Give back the full listing, character for character, with no pictures.

Data items
● ● ● ● ● ● ●
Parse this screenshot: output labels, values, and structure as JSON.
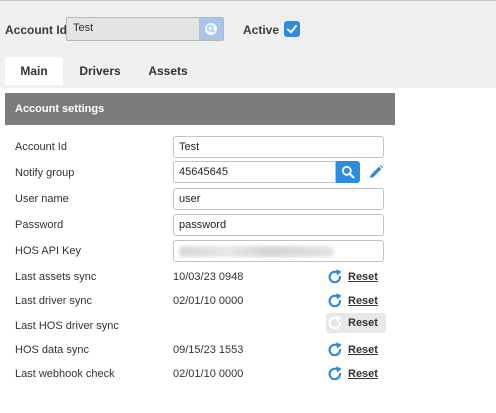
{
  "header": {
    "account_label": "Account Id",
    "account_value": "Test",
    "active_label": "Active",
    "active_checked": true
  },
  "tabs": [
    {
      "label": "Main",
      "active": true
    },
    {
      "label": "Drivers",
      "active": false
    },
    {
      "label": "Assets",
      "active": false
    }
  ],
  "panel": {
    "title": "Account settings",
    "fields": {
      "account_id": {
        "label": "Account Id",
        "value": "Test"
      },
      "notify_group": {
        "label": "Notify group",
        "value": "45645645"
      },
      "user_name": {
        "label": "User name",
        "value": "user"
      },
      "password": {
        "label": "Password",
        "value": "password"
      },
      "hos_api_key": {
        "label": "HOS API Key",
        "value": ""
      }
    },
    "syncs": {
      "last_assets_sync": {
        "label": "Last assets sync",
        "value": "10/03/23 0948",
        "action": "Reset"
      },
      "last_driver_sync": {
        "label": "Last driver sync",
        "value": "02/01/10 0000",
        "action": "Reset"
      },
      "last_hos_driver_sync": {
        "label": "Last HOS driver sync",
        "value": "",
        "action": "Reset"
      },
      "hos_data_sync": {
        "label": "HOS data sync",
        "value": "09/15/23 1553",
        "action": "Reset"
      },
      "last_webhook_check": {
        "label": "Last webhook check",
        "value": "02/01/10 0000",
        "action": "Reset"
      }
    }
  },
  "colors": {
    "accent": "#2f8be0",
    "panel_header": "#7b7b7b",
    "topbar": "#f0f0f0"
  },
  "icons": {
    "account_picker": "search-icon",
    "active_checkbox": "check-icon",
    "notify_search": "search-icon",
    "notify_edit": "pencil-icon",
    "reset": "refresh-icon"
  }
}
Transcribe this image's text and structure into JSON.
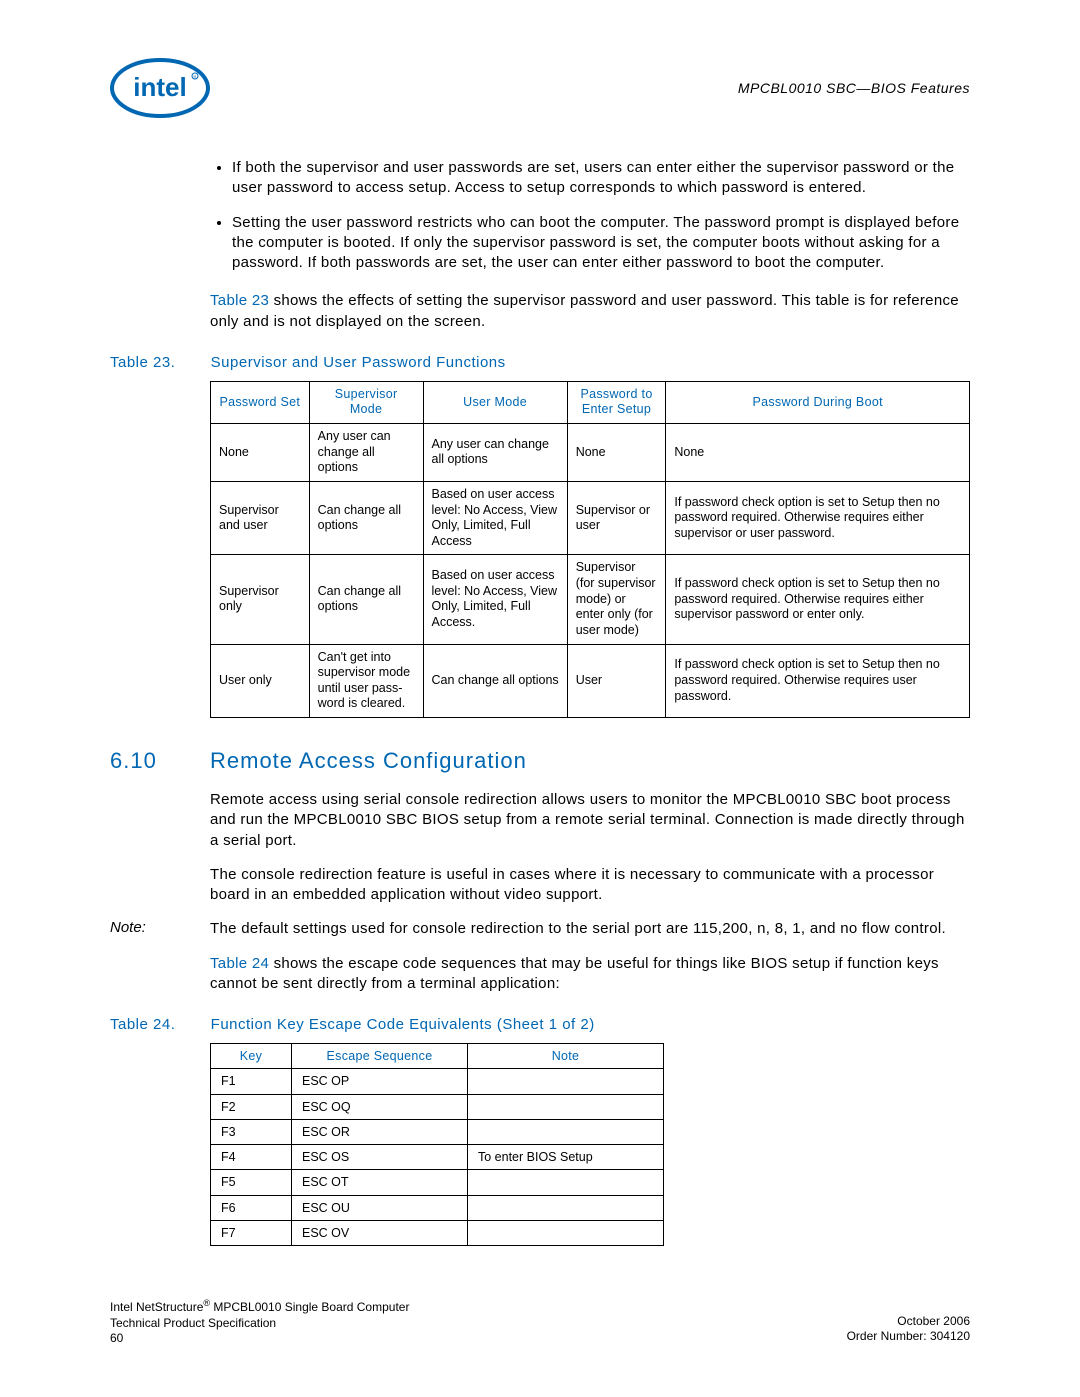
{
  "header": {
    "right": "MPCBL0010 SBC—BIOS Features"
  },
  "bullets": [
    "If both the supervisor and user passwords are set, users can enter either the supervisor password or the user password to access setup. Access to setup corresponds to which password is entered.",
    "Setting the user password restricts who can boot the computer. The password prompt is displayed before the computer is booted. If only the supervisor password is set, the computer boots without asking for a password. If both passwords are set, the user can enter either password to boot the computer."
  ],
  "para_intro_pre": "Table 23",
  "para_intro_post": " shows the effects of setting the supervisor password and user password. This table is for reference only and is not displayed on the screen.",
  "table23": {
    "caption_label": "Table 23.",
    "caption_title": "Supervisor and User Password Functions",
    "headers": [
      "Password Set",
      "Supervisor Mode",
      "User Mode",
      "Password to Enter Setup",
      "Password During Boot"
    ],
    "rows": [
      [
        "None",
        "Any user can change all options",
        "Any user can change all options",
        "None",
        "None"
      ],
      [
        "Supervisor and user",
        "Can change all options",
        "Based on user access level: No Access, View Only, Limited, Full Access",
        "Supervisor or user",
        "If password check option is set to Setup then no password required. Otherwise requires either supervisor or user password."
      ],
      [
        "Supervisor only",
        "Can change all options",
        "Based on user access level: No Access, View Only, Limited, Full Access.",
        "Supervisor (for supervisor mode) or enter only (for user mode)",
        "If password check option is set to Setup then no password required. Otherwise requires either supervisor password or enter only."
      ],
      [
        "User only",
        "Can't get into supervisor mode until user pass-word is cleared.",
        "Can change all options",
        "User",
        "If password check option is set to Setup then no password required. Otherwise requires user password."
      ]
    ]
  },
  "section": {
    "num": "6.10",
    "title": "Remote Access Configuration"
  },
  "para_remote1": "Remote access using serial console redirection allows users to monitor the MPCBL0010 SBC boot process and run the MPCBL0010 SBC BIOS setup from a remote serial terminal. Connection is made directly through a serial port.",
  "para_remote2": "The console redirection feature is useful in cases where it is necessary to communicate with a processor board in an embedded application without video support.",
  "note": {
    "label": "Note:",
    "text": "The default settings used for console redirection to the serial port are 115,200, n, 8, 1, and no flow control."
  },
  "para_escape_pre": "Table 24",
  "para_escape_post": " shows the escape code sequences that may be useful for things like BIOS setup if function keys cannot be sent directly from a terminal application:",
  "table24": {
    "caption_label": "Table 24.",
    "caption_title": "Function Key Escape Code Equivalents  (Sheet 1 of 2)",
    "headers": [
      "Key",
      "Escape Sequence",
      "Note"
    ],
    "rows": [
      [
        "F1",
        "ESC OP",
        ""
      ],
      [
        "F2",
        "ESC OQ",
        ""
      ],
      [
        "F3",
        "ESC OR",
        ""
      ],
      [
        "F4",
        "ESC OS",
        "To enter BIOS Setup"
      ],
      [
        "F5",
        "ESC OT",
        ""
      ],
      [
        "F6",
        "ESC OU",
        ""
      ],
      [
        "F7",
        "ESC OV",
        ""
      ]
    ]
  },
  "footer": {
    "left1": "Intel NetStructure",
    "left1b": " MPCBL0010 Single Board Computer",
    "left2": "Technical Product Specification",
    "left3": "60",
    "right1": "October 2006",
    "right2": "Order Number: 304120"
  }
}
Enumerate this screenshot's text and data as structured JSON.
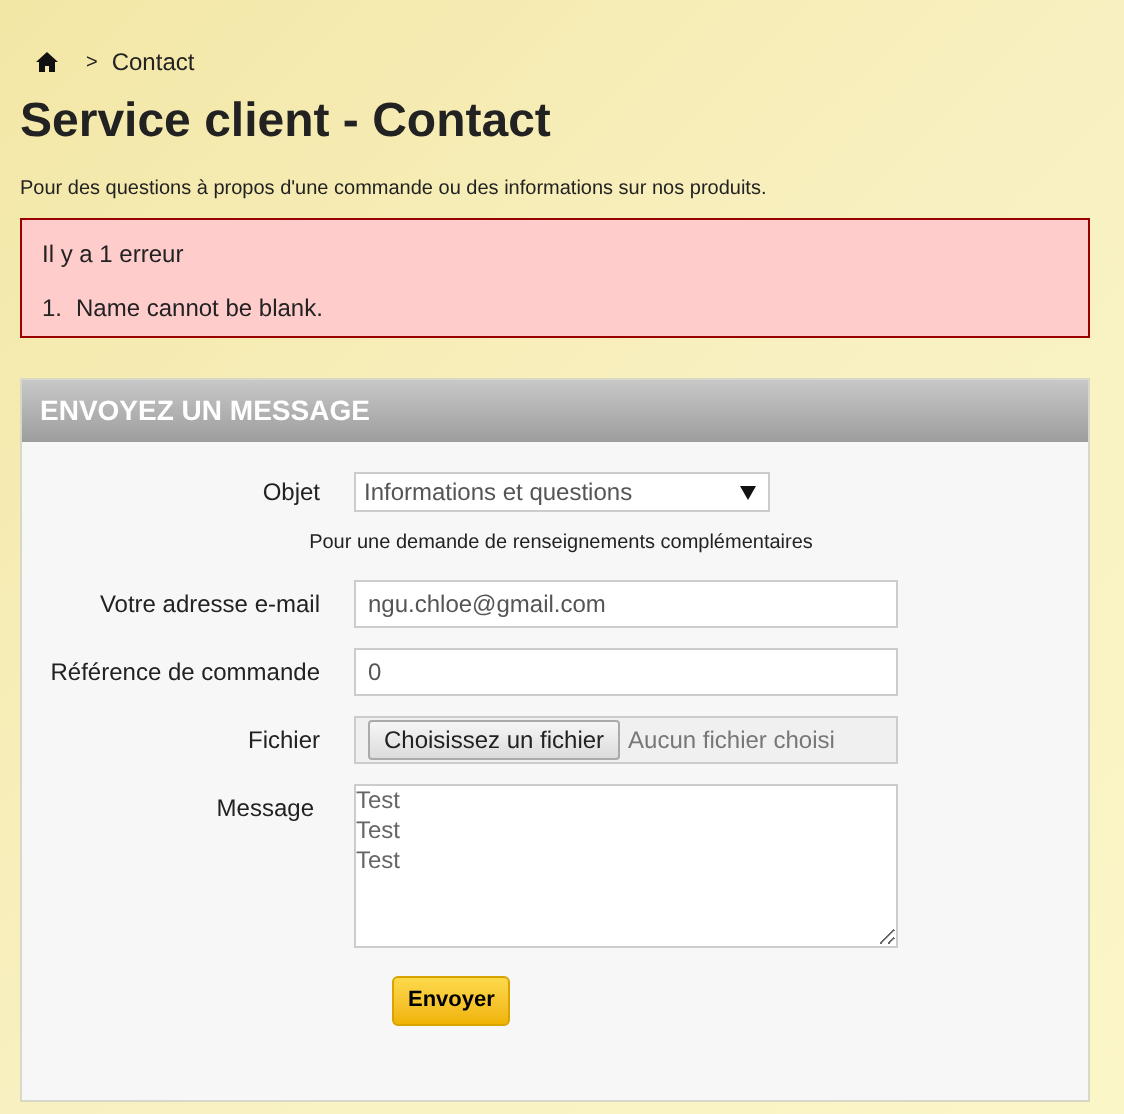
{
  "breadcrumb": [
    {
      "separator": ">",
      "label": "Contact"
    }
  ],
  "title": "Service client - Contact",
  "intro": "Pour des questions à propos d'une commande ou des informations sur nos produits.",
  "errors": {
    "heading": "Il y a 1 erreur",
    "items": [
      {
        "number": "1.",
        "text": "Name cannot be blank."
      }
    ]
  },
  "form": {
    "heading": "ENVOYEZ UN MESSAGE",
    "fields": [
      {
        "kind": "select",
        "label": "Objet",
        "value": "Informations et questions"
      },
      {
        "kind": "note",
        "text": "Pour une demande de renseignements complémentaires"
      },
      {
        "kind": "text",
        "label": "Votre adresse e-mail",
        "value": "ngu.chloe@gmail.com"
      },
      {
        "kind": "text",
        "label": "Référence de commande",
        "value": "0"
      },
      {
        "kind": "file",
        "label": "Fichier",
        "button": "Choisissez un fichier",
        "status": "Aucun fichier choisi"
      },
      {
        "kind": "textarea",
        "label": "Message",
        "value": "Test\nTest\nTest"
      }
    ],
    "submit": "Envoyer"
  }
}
● ● ● ● ● ● ●
▸ **Completed task**
Parse this screenshot: output labels, values, and structure as JSON.
{
  "header": {
    "account_label": "Account Id",
    "account_value": "Test",
    "active_label": "Active",
    "active_checked": true
  },
  "tabs": [
    {
      "label": "Main",
      "active": true
    },
    {
      "label": "Drivers",
      "active": false
    },
    {
      "label": "Assets",
      "active": false
    }
  ],
  "panel": {
    "title": "Account settings",
    "fields": {
      "account_id": {
        "label": "Account Id",
        "value": "Test"
      },
      "notify_group": {
        "label": "Notify group",
        "value": "45645645"
      },
      "user_name": {
        "label": "User name",
        "value": "user"
      },
      "password": {
        "label": "Password",
        "value": "password"
      },
      "hos_api_key": {
        "label": "HOS API Key",
        "value": ""
      }
    },
    "syncs": {
      "last_assets_sync": {
        "label": "Last assets sync",
        "value": "10/03/23 0948",
        "action": "Reset"
      },
      "last_driver_sync": {
        "label": "Last driver sync",
        "value": "02/01/10 0000",
        "action": "Reset"
      },
      "last_hos_driver_sync": {
        "label": "Last HOS driver sync",
        "value": "",
        "action": "Reset"
      },
      "hos_data_sync": {
        "label": "HOS data sync",
        "value": "09/15/23 1553",
        "action": "Reset"
      },
      "last_webhook_check": {
        "label": "Last webhook check",
        "value": "02/01/10 0000",
        "action": "Reset"
      }
    }
  },
  "colors": {
    "accent": "#2f8be0",
    "panel_header": "#7b7b7b",
    "topbar": "#f0f0f0"
  },
  "icons": {
    "account_picker": "search-icon",
    "active_checkbox": "check-icon",
    "notify_search": "search-icon",
    "notify_edit": "pencil-icon",
    "reset": "refresh-icon"
  }
}
Transcribe this image's text and structure into JSON.
{
  "header": {
    "right": "MPCBL0010 SBC—BIOS Features"
  },
  "bullets": [
    "If both the supervisor and user passwords are set, users can enter either the supervisor password or the user password to access setup. Access to setup corresponds to which password is entered.",
    "Setting the user password restricts who can boot the computer. The password prompt is displayed before the computer is booted. If only the supervisor password is set, the computer boots without asking for a password. If both passwords are set, the user can enter either password to boot the computer."
  ],
  "para_intro_pre": "Table 23",
  "para_intro_post": " shows the effects of setting the supervisor password and user password. This table is for reference only and is not displayed on the screen.",
  "table23": {
    "caption_label": "Table 23.",
    "caption_title": "Supervisor and User Password Functions",
    "headers": [
      "Password Set",
      "Supervisor Mode",
      "User Mode",
      "Password to Enter Setup",
      "Password During Boot"
    ],
    "rows": [
      [
        "None",
        "Any user can change all options",
        "Any user can change all options",
        "None",
        "None"
      ],
      [
        "Supervisor and user",
        "Can change all options",
        "Based on user access level: No Access, View Only, Limited, Full Access",
        "Supervisor or user",
        "If password check option is set to Setup then no password required. Otherwise requires either supervisor or user password."
      ],
      [
        "Supervisor only",
        "Can change all options",
        "Based on user access level: No Access, View Only, Limited, Full Access.",
        "Supervisor (for supervisor mode) or enter only (for user mode)",
        "If password check option is set to Setup then no password required. Otherwise requires either supervisor password or enter only."
      ],
      [
        "User only",
        "Can't get into supervisor mode until user pass-word is cleared.",
        "Can change all options",
        "User",
        "If password check option is set to Setup then no password required. Otherwise requires user password."
      ]
    ]
  },
  "section": {
    "num": "6.10",
    "title": "Remote Access Configuration"
  },
  "para_remote1": "Remote access using serial console redirection allows users to monitor the MPCBL0010 SBC boot process and run the MPCBL0010 SBC BIOS setup from a remote serial terminal. Connection is made directly through a serial port.",
  "para_remote2": "The console redirection feature is useful in cases where it is necessary to communicate with a processor board in an embedded application without video support.",
  "note": {
    "label": "Note:",
    "text": "The default settings used for console redirection to the serial port are 115,200, n, 8, 1, and no flow control."
  },
  "para_escape_pre": "Table 24",
  "para_escape_post": " shows the escape code sequences that may be useful for things like BIOS setup if function keys cannot be sent directly from a terminal application:",
  "table24": {
    "caption_label": "Table 24.",
    "caption_title": "Function Key Escape Code Equivalents  (Sheet 1 of 2)",
    "headers": [
      "Key",
      "Escape Sequence",
      "Note"
    ],
    "rows": [
      [
        "F1",
        "ESC OP",
        ""
      ],
      [
        "F2",
        "ESC OQ",
        ""
      ],
      [
        "F3",
        "ESC OR",
        ""
      ],
      [
        "F4",
        "ESC OS",
        "To enter BIOS Setup"
      ],
      [
        "F5",
        "ESC OT",
        ""
      ],
      [
        "F6",
        "ESC OU",
        ""
      ],
      [
        "F7",
        "ESC OV",
        ""
      ]
    ]
  },
  "footer": {
    "left1": "Intel NetStructure",
    "left1b": " MPCBL0010 Single Board Computer",
    "left2": "Technical Product Specification",
    "left3": "60",
    "right1": "October 2006",
    "right2": "Order Number: 304120"
  }
}
Enumerate this screenshot's text and data as structured JSON.
{
  "breadcrumb": [
    {
      "separator": ">",
      "label": "Contact"
    }
  ],
  "title": "Service client - Contact",
  "intro": "Pour des questions à propos d'une commande ou des informations sur nos produits.",
  "errors": {
    "heading": "Il y a 1 erreur",
    "items": [
      {
        "number": "1.",
        "text": "Name cannot be blank."
      }
    ]
  },
  "form": {
    "heading": "ENVOYEZ UN MESSAGE",
    "fields": [
      {
        "kind": "select",
        "label": "Objet",
        "value": "Informations et questions"
      },
      {
        "kind": "note",
        "text": "Pour une demande de renseignements complémentaires"
      },
      {
        "kind": "text",
        "label": "Votre adresse e-mail",
        "value": "ngu.chloe@gmail.com"
      },
      {
        "kind": "text",
        "label": "Référence de commande",
        "value": "0"
      },
      {
        "kind": "file",
        "label": "Fichier",
        "button": "Choisissez un fichier",
        "status": "Aucun fichier choisi"
      },
      {
        "kind": "textarea",
        "label": "Message",
        "value": "Test\nTest\nTest"
      }
    ],
    "submit": "Envoyer"
  }
}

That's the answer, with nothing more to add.